- _Raw records_
----

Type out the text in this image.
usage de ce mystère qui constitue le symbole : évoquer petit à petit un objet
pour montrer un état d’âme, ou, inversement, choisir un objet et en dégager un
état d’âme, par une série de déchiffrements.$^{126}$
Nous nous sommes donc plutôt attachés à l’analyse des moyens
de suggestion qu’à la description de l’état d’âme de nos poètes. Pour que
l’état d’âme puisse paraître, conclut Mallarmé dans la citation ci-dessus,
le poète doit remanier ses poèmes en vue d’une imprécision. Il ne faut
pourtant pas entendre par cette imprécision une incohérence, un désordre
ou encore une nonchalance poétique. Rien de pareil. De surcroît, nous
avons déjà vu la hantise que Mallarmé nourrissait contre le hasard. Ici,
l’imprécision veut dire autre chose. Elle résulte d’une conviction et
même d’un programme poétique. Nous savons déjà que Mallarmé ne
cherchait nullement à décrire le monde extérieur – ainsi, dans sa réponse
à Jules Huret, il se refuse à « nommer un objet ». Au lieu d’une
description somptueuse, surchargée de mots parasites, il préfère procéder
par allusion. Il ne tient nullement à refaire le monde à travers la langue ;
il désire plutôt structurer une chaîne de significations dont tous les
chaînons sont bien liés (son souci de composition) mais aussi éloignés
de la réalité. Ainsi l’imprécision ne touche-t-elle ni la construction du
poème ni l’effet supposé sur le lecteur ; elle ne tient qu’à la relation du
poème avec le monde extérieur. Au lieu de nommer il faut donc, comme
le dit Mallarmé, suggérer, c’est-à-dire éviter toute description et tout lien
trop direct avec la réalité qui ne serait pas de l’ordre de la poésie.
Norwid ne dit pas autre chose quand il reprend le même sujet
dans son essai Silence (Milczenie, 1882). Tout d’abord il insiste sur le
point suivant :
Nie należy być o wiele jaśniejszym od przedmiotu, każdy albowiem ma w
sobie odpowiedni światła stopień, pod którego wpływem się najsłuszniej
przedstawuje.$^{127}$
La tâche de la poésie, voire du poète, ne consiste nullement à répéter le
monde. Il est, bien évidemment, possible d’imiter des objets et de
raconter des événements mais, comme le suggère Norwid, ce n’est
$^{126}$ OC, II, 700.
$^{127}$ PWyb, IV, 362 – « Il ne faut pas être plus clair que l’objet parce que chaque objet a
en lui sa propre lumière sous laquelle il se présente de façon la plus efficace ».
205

----

- _Task statement_
Find the string "plutôt" in the entries above and return each line that holds it.

- _Correct result_
Nous nous sommes donc plutôt attachés à l’analyse des moyens
il désire plutôt structurer une chaîne de significations dont tous les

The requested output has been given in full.